BEGIN Listed records
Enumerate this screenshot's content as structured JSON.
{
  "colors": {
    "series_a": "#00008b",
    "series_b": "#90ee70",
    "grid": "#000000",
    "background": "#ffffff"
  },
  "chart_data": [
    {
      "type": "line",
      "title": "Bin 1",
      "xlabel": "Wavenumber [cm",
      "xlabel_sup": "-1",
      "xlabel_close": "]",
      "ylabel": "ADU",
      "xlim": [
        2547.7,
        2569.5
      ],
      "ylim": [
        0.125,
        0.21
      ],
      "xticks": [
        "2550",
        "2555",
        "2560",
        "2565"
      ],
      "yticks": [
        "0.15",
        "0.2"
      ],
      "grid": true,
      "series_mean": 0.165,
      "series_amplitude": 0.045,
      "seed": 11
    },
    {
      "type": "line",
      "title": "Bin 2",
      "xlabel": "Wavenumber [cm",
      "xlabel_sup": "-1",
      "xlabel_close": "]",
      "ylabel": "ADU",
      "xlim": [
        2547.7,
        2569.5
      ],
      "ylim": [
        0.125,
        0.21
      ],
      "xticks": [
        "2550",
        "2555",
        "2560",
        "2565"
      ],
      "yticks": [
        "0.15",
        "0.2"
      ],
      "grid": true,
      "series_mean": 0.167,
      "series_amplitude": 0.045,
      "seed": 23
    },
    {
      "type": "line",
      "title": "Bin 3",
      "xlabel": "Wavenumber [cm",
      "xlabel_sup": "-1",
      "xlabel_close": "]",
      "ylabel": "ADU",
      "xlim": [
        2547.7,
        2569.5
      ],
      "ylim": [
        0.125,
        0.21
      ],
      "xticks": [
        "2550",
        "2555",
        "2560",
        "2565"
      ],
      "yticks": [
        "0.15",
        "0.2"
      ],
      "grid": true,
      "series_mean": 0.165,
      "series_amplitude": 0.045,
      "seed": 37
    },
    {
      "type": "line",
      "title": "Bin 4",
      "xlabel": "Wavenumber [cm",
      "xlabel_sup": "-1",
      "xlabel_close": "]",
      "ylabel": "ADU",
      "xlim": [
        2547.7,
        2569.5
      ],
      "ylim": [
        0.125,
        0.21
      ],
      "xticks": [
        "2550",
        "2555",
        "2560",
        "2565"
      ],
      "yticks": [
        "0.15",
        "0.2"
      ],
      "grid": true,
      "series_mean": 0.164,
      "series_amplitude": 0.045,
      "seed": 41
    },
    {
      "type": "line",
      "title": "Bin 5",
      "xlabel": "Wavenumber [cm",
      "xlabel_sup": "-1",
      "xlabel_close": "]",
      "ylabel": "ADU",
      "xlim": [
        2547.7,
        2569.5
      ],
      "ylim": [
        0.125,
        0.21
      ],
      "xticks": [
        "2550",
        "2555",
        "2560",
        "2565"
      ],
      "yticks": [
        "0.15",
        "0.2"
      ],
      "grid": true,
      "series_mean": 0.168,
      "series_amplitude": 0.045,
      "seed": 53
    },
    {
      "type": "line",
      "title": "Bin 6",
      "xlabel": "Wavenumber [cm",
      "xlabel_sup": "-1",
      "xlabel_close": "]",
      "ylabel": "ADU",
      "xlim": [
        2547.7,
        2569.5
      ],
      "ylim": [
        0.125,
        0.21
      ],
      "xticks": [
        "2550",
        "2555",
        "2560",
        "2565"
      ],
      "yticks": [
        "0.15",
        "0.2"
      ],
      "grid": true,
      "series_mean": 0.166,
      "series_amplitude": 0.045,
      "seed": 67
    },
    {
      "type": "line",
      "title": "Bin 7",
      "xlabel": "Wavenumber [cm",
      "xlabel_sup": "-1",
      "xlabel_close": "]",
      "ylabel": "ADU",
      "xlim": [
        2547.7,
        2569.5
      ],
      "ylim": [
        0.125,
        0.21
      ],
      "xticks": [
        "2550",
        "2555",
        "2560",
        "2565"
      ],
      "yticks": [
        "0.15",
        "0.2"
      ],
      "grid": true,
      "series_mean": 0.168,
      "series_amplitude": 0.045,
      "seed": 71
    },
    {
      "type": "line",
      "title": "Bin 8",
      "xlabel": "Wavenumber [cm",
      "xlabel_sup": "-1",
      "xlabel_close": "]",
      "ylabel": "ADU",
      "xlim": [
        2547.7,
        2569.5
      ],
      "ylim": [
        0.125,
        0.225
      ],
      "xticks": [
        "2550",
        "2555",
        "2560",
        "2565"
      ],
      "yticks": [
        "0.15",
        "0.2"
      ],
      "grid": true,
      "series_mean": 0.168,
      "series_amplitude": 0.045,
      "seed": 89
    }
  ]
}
END Listed records
Copy out the whole listing exactly as written.

Enumerate this screenshot's content as structured JSON.
{
  "colors": {
    "series_a": "#00008b",
    "series_b": "#90ee70",
    "grid": "#000000",
    "background": "#ffffff"
  },
  "chart_data": [
    {
      "type": "line",
      "title": "Bin 1",
      "xlabel": "Wavenumber [cm",
      "xlabel_sup": "-1",
      "xlabel_close": "]",
      "ylabel": "ADU",
      "xlim": [
        2547.7,
        2569.5
      ],
      "ylim": [
        0.125,
        0.21
      ],
      "xticks": [
        "2550",
        "2555",
        "2560",
        "2565"
      ],
      "yticks": [
        "0.15",
        "0.2"
      ],
      "grid": true,
      "series_mean": 0.165,
      "series_amplitude": 0.045,
      "seed": 11
    },
    {
      "type": "line",
      "title": "Bin 2",
      "xlabel": "Wavenumber [cm",
      "xlabel_sup": "-1",
      "xlabel_close": "]",
      "ylabel": "ADU",
      "xlim": [
        2547.7,
        2569.5
      ],
      "ylim": [
        0.125,
        0.21
      ],
      "xticks": [
        "2550",
        "2555",
        "2560",
        "2565"
      ],
      "yticks": [
        "0.15",
        "0.2"
      ],
      "grid": true,
      "series_mean": 0.167,
      "series_amplitude": 0.045,
      "seed": 23
    },
    {
      "type": "line",
      "title": "Bin 3",
      "xlabel": "Wavenumber [cm",
      "xlabel_sup": "-1",
      "xlabel_close": "]",
      "ylabel": "ADU",
      "xlim": [
        2547.7,
        2569.5
      ],
      "ylim": [
        0.125,
        0.21
      ],
      "xticks": [
        "2550",
        "2555",
        "2560",
        "2565"
      ],
      "yticks": [
        "0.15",
        "0.2"
      ],
      "grid": true,
      "series_mean": 0.165,
      "series_amplitude": 0.045,
      "seed": 37
    },
    {
      "type": "line",
      "title": "Bin 4",
      "xlabel": "Wavenumber [cm",
      "xlabel_sup": "-1",
      "xlabel_close": "]",
      "ylabel": "ADU",
      "xlim": [
        2547.7,
        2569.5
      ],
      "ylim": [
        0.125,
        0.21
      ],
      "xticks": [
        "2550",
        "2555",
        "2560",
        "2565"
      ],
      "yticks": [
        "0.15",
        "0.2"
      ],
      "grid": true,
      "series_mean": 0.164,
      "series_amplitude": 0.045,
      "seed": 41
    },
    {
      "type": "line",
      "title": "Bin 5",
      "xlabel": "Wavenumber [cm",
      "xlabel_sup": "-1",
      "xlabel_close": "]",
      "ylabel": "ADU",
      "xlim": [
        2547.7,
        2569.5
      ],
      "ylim": [
        0.125,
        0.21
      ],
      "xticks": [
        "2550",
        "2555",
        "2560",
        "2565"
      ],
      "yticks": [
        "0.15",
        "0.2"
      ],
      "grid": true,
      "series_mean": 0.168,
      "series_amplitude": 0.045,
      "seed": 53
    },
    {
      "type": "line",
      "title": "Bin 6",
      "xlabel": "Wavenumber [cm",
      "xlabel_sup": "-1",
      "xlabel_close": "]",
      "ylabel": "ADU",
      "xlim": [
        2547.7,
        2569.5
      ],
      "ylim": [
        0.125,
        0.21
      ],
      "xticks": [
        "2550",
        "2555",
        "2560",
        "2565"
      ],
      "yticks": [
        "0.15",
        "0.2"
      ],
      "grid": true,
      "series_mean": 0.166,
      "series_amplitude": 0.045,
      "seed": 67
    },
    {
      "type": "line",
      "title": "Bin 7",
      "xlabel": "Wavenumber [cm",
      "xlabel_sup": "-1",
      "xlabel_close": "]",
      "ylabel": "ADU",
      "xlim": [
        2547.7,
        2569.5
      ],
      "ylim": [
        0.125,
        0.21
      ],
      "xticks": [
        "2550",
        "2555",
        "2560",
        "2565"
      ],
      "yticks": [
        "0.15",
        "0.2"
      ],
      "grid": true,
      "series_mean": 0.168,
      "series_amplitude": 0.045,
      "seed": 71
    },
    {
      "type": "line",
      "title": "Bin 8",
      "xlabel": "Wavenumber [cm",
      "xlabel_sup": "-1",
      "xlabel_close": "]",
      "ylabel": "ADU",
      "xlim": [
        2547.7,
        2569.5
      ],
      "ylim": [
        0.125,
        0.225
      ],
      "xticks": [
        "2550",
        "2555",
        "2560",
        "2565"
      ],
      "yticks": [
        "0.15",
        "0.2"
      ],
      "grid": true,
      "series_mean": 0.168,
      "series_amplitude": 0.045,
      "seed": 89
    }
  ]
}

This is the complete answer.